### Goal
Identify each line below containing the string "content" and copy it.

### Entries provided
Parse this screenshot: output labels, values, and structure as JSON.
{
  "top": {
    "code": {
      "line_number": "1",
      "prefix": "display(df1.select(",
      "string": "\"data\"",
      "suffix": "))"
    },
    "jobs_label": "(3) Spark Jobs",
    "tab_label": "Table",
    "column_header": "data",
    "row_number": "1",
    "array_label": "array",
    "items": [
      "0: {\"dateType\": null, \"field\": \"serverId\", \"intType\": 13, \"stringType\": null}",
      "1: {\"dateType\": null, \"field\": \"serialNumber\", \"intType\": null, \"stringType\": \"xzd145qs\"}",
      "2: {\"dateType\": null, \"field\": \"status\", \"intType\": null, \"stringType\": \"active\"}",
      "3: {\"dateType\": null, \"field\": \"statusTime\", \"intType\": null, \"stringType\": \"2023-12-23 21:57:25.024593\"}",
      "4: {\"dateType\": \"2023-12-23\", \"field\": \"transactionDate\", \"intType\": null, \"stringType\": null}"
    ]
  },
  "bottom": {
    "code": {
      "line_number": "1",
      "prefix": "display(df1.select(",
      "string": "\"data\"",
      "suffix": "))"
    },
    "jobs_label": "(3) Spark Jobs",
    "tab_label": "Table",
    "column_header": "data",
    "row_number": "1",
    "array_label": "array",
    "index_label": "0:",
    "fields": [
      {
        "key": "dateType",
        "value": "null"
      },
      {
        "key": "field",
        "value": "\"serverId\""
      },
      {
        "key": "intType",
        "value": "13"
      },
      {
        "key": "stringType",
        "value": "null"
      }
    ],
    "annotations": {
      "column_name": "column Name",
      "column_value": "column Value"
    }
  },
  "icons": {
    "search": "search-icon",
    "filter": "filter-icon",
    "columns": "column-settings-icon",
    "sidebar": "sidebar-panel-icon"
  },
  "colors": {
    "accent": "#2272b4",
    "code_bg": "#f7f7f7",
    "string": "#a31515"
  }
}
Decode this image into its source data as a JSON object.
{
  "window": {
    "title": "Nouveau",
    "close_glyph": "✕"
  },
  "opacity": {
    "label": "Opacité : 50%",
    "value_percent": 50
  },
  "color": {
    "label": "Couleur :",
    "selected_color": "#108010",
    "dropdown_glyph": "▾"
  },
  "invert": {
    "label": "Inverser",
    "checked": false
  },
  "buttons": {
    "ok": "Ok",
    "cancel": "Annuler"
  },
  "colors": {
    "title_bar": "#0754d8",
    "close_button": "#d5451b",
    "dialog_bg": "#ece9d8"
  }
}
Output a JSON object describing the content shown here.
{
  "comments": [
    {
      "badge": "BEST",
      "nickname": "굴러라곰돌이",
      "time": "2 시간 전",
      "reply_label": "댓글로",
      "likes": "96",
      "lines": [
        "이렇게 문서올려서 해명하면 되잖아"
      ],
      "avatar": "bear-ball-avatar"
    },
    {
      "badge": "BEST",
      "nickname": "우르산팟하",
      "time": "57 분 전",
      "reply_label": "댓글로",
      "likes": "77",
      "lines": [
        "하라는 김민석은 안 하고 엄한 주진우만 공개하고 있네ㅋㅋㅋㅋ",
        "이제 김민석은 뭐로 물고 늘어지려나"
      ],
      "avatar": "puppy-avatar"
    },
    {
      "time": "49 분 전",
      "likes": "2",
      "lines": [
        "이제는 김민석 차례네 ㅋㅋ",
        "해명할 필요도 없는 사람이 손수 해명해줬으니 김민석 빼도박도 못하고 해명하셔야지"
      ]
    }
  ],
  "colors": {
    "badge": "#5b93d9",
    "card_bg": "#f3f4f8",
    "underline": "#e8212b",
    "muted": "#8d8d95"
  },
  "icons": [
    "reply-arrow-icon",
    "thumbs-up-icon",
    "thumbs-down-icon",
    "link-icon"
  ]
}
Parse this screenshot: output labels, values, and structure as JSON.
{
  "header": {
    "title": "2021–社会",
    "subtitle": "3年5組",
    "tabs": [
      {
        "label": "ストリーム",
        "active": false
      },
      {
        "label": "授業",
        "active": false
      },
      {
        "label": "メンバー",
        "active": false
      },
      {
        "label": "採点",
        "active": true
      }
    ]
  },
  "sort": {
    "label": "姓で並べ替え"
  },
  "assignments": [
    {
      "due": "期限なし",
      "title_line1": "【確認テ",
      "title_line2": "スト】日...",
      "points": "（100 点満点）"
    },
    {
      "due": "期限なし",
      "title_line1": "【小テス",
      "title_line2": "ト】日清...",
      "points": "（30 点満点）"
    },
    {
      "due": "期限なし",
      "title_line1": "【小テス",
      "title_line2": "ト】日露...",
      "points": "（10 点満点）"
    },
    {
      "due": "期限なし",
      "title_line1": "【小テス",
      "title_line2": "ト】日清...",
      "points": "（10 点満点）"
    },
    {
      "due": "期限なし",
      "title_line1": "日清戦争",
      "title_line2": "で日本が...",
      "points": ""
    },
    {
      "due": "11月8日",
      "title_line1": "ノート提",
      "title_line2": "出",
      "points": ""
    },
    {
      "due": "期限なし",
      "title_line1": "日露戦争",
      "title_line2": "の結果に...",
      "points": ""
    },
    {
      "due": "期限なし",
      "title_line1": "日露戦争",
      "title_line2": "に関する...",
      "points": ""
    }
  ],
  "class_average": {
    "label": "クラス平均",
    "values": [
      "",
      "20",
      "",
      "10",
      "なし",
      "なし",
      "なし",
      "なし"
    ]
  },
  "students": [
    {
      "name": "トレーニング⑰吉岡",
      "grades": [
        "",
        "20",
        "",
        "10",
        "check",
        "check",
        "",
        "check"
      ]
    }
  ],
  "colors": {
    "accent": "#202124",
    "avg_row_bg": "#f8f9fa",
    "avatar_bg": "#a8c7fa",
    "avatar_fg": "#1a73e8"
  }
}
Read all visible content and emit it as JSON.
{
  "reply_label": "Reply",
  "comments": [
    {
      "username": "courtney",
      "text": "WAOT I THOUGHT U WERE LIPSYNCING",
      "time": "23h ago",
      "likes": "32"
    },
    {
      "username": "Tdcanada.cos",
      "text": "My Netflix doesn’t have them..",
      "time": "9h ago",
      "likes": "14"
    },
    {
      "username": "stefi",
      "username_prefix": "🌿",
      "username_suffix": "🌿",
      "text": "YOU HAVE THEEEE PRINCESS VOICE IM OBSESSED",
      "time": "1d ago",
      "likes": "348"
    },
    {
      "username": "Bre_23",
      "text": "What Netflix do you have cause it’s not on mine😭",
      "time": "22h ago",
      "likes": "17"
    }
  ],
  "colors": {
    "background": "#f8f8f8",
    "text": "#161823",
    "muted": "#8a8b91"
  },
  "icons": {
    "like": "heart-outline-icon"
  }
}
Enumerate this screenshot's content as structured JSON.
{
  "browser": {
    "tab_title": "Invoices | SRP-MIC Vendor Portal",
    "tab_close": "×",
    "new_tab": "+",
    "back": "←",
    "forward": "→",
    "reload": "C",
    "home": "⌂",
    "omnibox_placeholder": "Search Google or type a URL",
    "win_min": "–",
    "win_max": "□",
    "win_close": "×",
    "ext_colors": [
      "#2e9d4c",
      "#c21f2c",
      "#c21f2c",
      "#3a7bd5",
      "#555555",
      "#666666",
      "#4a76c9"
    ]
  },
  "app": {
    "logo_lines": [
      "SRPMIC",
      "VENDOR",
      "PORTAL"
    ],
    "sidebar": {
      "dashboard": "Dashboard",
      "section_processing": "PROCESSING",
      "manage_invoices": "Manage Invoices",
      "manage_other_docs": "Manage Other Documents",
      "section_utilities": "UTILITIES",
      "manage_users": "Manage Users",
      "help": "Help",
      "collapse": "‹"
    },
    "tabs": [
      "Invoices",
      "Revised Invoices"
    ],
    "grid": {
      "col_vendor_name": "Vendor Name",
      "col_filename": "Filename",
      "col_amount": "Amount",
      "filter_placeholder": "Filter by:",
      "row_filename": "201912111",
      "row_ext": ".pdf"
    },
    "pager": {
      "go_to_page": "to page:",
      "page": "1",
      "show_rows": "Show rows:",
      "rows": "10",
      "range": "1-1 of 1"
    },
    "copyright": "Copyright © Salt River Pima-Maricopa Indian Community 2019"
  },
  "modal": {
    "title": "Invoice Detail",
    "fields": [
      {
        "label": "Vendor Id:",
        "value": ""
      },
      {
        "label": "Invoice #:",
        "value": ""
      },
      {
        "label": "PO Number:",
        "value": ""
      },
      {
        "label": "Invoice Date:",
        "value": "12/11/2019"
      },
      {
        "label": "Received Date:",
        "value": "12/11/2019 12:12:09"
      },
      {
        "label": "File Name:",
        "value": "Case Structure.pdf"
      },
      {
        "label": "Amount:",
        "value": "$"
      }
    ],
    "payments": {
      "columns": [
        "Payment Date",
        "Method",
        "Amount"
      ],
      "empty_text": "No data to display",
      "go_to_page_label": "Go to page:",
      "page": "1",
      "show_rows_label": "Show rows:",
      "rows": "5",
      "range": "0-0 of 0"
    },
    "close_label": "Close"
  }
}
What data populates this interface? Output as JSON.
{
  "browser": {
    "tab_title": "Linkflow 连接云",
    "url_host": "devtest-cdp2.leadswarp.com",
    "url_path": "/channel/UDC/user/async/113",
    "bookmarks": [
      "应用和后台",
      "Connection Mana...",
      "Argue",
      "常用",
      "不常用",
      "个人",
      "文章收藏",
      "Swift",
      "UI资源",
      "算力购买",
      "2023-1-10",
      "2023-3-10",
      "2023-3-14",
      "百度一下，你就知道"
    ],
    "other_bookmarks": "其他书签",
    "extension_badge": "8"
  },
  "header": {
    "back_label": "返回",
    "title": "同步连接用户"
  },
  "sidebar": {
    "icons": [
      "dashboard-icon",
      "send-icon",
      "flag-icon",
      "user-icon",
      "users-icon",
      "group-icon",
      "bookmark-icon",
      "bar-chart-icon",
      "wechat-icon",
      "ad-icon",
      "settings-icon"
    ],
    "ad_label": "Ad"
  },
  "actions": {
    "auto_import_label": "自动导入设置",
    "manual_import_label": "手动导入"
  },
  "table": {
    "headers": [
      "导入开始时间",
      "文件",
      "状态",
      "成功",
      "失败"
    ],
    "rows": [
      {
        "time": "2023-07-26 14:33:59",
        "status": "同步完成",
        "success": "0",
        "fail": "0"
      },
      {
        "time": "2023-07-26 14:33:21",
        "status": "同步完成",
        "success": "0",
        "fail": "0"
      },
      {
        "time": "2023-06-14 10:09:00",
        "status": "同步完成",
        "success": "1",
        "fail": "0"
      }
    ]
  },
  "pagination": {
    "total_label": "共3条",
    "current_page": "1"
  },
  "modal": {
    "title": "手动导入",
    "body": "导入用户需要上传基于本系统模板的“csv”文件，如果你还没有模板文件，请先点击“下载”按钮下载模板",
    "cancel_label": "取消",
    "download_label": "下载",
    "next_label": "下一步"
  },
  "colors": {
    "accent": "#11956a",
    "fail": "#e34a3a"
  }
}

### Written response
Output a JSON object describing the content shown here.
Read all visible content and emit it as JSON.
Enumerate this screenshot's content as structured JSON.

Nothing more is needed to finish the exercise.